— Start of Entries provided —

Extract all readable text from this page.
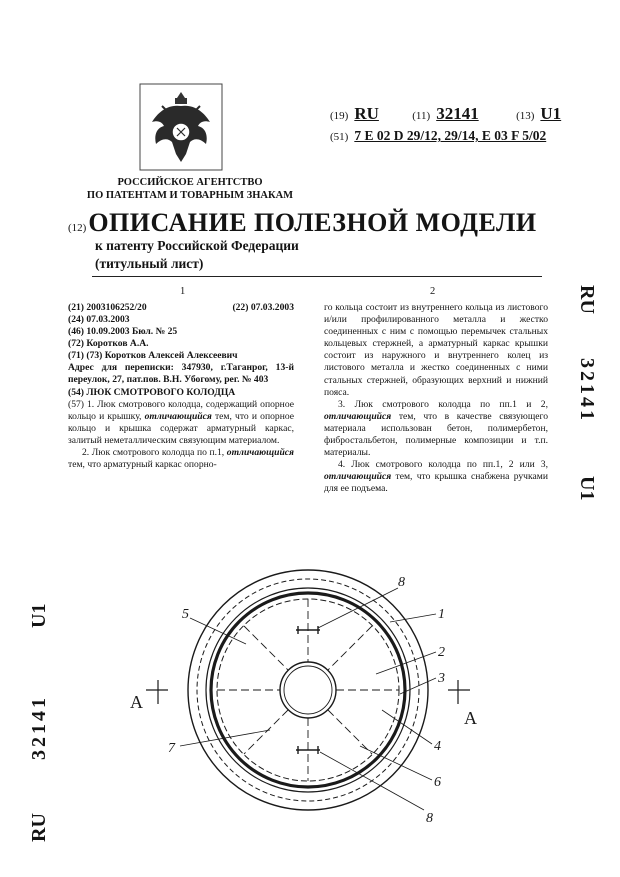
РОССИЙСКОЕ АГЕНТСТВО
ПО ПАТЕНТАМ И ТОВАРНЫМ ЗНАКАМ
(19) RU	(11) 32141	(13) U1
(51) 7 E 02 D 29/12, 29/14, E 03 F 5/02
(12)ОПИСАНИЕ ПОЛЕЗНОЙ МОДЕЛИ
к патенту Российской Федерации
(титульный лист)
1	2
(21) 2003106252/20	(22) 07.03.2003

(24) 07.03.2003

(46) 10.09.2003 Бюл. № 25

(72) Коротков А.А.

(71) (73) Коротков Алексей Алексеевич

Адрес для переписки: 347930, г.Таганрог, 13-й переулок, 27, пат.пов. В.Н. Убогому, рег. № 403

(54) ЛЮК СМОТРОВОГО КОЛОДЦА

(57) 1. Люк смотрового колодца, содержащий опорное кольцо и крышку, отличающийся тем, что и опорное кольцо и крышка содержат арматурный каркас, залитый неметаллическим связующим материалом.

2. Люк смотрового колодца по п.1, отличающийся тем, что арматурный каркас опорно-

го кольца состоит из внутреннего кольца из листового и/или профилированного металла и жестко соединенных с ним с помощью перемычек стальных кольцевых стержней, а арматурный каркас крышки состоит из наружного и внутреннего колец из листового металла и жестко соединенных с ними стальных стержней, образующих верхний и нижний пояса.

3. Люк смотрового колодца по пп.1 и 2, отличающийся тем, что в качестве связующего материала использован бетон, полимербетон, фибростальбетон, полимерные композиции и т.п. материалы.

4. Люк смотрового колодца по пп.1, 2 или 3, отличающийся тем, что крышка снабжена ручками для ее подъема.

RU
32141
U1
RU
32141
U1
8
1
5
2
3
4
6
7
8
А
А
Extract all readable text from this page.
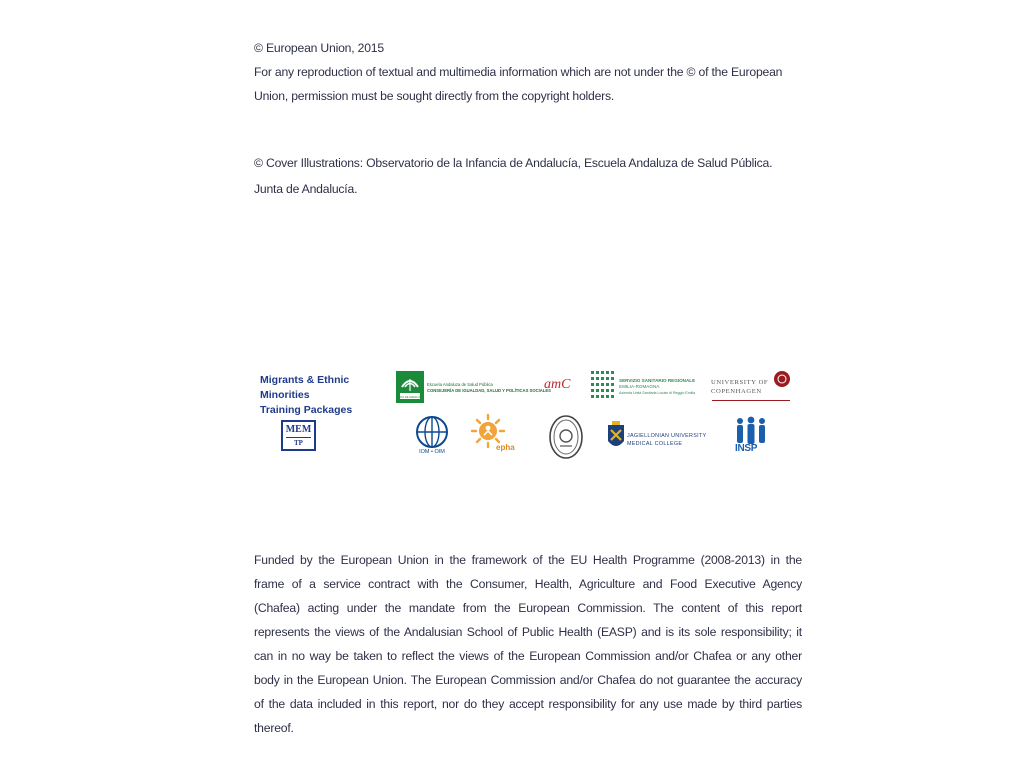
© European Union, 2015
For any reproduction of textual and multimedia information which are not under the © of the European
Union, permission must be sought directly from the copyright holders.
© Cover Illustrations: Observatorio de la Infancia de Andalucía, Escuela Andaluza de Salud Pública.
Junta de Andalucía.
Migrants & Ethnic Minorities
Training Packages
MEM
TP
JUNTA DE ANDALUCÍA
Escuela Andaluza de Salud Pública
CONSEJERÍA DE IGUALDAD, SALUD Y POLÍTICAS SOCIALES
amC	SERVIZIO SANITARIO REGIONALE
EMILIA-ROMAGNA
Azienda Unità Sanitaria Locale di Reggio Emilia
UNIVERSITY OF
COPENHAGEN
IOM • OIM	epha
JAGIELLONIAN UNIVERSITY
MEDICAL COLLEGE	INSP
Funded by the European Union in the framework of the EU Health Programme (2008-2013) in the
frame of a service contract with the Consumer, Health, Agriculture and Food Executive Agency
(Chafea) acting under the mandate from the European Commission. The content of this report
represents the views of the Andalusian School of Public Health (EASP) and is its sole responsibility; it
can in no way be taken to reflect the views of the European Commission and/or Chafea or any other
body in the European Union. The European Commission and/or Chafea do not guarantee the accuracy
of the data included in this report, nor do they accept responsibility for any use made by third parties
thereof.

— End of Entries provided —

• **What to do**
Go through the listing above and return every line where the word "Коротков" occurs.

• **Task answer**
(72) Коротков А.А.
(71) (73) Коротков Алексей Алексеевич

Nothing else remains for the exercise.